How to complete this task
Output each entry exactly as written.

Data section
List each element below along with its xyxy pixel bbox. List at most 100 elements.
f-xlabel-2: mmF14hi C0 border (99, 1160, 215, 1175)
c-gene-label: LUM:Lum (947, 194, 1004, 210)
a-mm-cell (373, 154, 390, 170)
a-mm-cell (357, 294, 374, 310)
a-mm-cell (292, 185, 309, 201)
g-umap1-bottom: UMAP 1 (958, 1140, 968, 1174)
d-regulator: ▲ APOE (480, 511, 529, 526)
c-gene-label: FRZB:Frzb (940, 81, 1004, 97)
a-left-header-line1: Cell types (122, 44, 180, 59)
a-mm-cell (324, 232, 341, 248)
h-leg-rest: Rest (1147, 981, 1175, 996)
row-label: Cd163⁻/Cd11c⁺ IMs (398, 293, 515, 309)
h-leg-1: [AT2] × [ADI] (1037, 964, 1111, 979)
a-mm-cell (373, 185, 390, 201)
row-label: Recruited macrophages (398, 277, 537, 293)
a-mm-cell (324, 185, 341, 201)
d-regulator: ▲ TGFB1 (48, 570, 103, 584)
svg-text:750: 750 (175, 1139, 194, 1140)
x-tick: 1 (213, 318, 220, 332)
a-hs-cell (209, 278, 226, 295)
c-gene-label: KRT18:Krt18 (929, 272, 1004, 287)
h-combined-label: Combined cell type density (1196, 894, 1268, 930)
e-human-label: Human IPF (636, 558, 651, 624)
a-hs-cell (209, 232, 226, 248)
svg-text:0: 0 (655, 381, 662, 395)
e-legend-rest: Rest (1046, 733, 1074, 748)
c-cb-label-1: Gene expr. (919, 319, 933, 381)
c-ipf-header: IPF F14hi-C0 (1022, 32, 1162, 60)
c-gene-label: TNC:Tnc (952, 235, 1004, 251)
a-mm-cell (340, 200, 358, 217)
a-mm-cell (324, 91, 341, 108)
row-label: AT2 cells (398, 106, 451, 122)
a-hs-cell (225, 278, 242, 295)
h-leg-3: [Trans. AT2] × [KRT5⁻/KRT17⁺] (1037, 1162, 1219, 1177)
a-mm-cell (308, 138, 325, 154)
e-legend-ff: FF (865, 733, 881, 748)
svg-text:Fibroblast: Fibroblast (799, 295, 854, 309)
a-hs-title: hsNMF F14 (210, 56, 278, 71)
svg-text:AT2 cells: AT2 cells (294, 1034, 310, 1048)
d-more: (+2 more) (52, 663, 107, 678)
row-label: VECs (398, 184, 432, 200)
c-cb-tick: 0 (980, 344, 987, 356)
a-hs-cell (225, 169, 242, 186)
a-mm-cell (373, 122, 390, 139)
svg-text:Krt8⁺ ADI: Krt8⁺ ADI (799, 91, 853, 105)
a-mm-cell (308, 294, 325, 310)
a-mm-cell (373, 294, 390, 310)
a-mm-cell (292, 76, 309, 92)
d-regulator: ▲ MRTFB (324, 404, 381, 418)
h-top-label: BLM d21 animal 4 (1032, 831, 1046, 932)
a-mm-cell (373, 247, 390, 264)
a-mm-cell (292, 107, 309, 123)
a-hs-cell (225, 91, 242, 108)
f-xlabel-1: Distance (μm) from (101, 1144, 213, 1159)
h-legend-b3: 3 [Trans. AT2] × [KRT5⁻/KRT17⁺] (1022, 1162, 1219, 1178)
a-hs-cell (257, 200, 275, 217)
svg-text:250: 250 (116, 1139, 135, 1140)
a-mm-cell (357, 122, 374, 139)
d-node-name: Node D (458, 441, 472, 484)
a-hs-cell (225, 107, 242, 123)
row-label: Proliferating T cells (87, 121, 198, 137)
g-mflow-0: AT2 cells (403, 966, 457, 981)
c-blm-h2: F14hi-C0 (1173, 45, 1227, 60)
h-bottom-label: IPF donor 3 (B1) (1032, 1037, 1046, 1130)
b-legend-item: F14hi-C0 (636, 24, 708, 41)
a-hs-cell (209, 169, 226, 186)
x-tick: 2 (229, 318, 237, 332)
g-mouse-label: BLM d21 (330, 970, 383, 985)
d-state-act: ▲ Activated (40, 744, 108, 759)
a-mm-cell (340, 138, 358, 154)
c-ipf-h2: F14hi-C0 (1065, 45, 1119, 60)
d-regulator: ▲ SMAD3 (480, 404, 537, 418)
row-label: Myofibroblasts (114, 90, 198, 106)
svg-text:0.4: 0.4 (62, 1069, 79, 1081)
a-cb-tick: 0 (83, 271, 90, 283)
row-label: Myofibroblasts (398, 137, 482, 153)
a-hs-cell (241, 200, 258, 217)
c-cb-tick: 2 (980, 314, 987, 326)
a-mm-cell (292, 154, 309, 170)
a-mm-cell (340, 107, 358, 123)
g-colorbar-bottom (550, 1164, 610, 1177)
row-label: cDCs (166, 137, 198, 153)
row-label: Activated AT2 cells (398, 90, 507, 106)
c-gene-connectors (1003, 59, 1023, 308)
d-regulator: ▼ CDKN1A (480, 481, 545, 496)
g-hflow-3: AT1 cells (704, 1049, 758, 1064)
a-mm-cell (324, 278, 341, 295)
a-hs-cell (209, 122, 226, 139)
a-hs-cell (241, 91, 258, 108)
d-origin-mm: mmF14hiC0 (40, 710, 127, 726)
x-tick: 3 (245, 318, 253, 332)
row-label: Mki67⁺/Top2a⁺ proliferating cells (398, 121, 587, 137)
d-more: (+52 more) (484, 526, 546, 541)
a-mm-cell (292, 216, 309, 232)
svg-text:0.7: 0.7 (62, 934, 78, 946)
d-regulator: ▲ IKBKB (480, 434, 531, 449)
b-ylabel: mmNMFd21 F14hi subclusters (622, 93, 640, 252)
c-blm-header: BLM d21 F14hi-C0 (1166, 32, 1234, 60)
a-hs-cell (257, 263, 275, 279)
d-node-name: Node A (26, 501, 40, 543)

Solution to this exercise
List each element below along with its xyxy pixel bbox. List at most 100 elements.
f-xlabel-2: mmF14hi C0 border (99, 1160, 215, 1175)
c-gene-label: LUM:Lum (947, 194, 1004, 210)
a-mm-cell (373, 154, 390, 170)
a-mm-cell (357, 294, 374, 310)
a-mm-cell (292, 185, 309, 201)
g-umap1-bottom: UMAP 1 (958, 1140, 968, 1174)
d-regulator: ▲ APOE (480, 511, 529, 526)
c-gene-label: FRZB:Frzb (940, 81, 1004, 97)
a-left-header-line1: Cell types (122, 44, 180, 59)
a-mm-cell (324, 232, 341, 248)
h-leg-rest: Rest (1147, 981, 1175, 996)
row-label: Cd163⁻/Cd11c⁺ IMs (398, 293, 515, 309)
h-leg-1: [AT2] × [ADI] (1037, 964, 1111, 979)
a-mm-cell (373, 185, 390, 201)
row-label: Recruited macrophages (398, 277, 537, 293)
a-mm-cell (324, 185, 341, 201)
d-regulator: ▲ TGFB1 (48, 570, 103, 584)
svg-text:750: 750 (175, 1139, 194, 1140)
x-tick: 1 (213, 318, 220, 332)
a-hs-cell (209, 278, 226, 295)
c-gene-label: KRT18:Krt18 (929, 272, 1004, 287)
h-combined-label: Combined cell type density (1196, 894, 1268, 930)
e-human-label: Human IPF (636, 558, 651, 624)
a-hs-cell (209, 232, 226, 248)
svg-text:0: 0 (655, 381, 662, 395)
e-legend-rest: Rest (1046, 733, 1074, 748)
c-cb-label-1: Gene expr. (919, 319, 933, 381)
c-ipf-header: IPF F14hi-C0 (1022, 32, 1162, 60)
c-gene-label: TNC:Tnc (952, 235, 1004, 251)
a-mm-cell (340, 200, 358, 217)
a-mm-cell (324, 91, 341, 108)
row-label: AT2 cells (398, 106, 451, 122)
a-hs-cell (225, 278, 242, 295)
h-leg-3: [Trans. AT2] × [KRT5⁻/KRT17⁺] (1037, 1162, 1219, 1177)
a-mm-cell (308, 138, 325, 154)
e-legend-ff: FF (865, 733, 881, 748)
svg-text:Fibroblast: Fibroblast (799, 295, 854, 309)
a-hs-title: hsNMF F14 (210, 56, 278, 71)
svg-text:AT2 cells: AT2 cells (294, 1034, 310, 1048)
d-more: (+2 more) (52, 663, 107, 678)
row-label: VECs (398, 184, 432, 200)
c-cb-tick: 0 (980, 344, 987, 356)
a-hs-cell (225, 169, 242, 186)
a-mm-cell (373, 122, 390, 139)
svg-text:Krt8⁺ ADI: Krt8⁺ ADI (799, 91, 853, 105)
a-mm-cell (308, 294, 325, 310)
a-mm-cell (373, 294, 390, 310)
a-mm-cell (292, 76, 309, 92)
d-regulator: ▲ MRTFB (324, 404, 381, 418)
h-top-label: BLM d21 animal 4 (1032, 831, 1046, 932)
a-mm-cell (373, 247, 390, 264)
a-mm-cell (292, 107, 309, 123)
a-hs-cell (225, 91, 242, 108)
f-xlabel-1: Distance (μm) from (101, 1144, 213, 1159)
h-legend-b3: 3 [Trans. AT2] × [KRT5⁻/KRT17⁺] (1022, 1162, 1219, 1178)
a-hs-cell (257, 200, 275, 217)
svg-text:250: 250 (116, 1139, 135, 1140)
a-mm-cell (357, 122, 374, 139)
d-node-name: Node D (458, 441, 472, 484)
a-hs-cell (225, 107, 242, 123)
row-label: Proliferating T cells (87, 121, 198, 137)
g-mflow-0: AT2 cells (403, 966, 457, 981)
c-blm-h2: F14hi-C0 (1173, 45, 1227, 60)
h-bottom-label: IPF donor 3 (B1) (1032, 1037, 1046, 1130)
b-legend-item: F14hi-C0 (636, 24, 708, 41)
a-hs-cell (209, 169, 226, 186)
x-tick: 2 (229, 318, 237, 332)
g-mouse-label: BLM d21 (330, 970, 383, 985)
d-state-act: ▲ Activated (40, 744, 108, 759)
a-mm-cell (340, 138, 358, 154)
c-ipf-h2: F14hi-C0 (1065, 45, 1119, 60)
d-regulator: ▲ SMAD3 (480, 404, 537, 418)
row-label: Myofibroblasts (114, 90, 198, 106)
svg-text:0.4: 0.4 (62, 1069, 79, 1081)
a-cb-tick: 0 (83, 271, 90, 283)
row-label: Myofibroblasts (398, 137, 482, 153)
a-hs-cell (241, 200, 258, 217)
c-cb-tick: 2 (980, 314, 987, 326)
a-mm-cell (292, 154, 309, 170)
a-mm-cell (340, 107, 358, 123)
g-colorbar-bottom (550, 1164, 610, 1177)
row-label: cDCs (166, 137, 198, 153)
row-label: Activated AT2 cells (398, 90, 507, 106)
c-gene-connectors (1003, 59, 1023, 308)
d-regulator: ▼ CDKN1A (480, 481, 545, 496)
g-hflow-3: AT1 cells (704, 1049, 758, 1064)
a-mm-cell (324, 278, 341, 295)
a-hs-cell (209, 122, 226, 139)
a-hs-cell (241, 91, 258, 108)
d-origin-mm: mmF14hiC0 (40, 710, 127, 726)
x-tick: 3 (245, 318, 253, 332)
row-label: Mki67⁺/Top2a⁺ proliferating cells (398, 121, 587, 137)
d-more: (+52 more) (484, 526, 546, 541)
a-mm-cell (292, 216, 309, 232)
svg-text:0.7: 0.7 (62, 934, 78, 946)
d-regulator: ▲ IKBKB (480, 434, 531, 449)
b-ylabel: mmNMFd21 F14hi subclusters (622, 93, 640, 252)
c-blm-header: BLM d21 F14hi-C0 (1166, 32, 1234, 60)
a-hs-cell (257, 263, 275, 279)
d-node-name: Node A (26, 501, 40, 543)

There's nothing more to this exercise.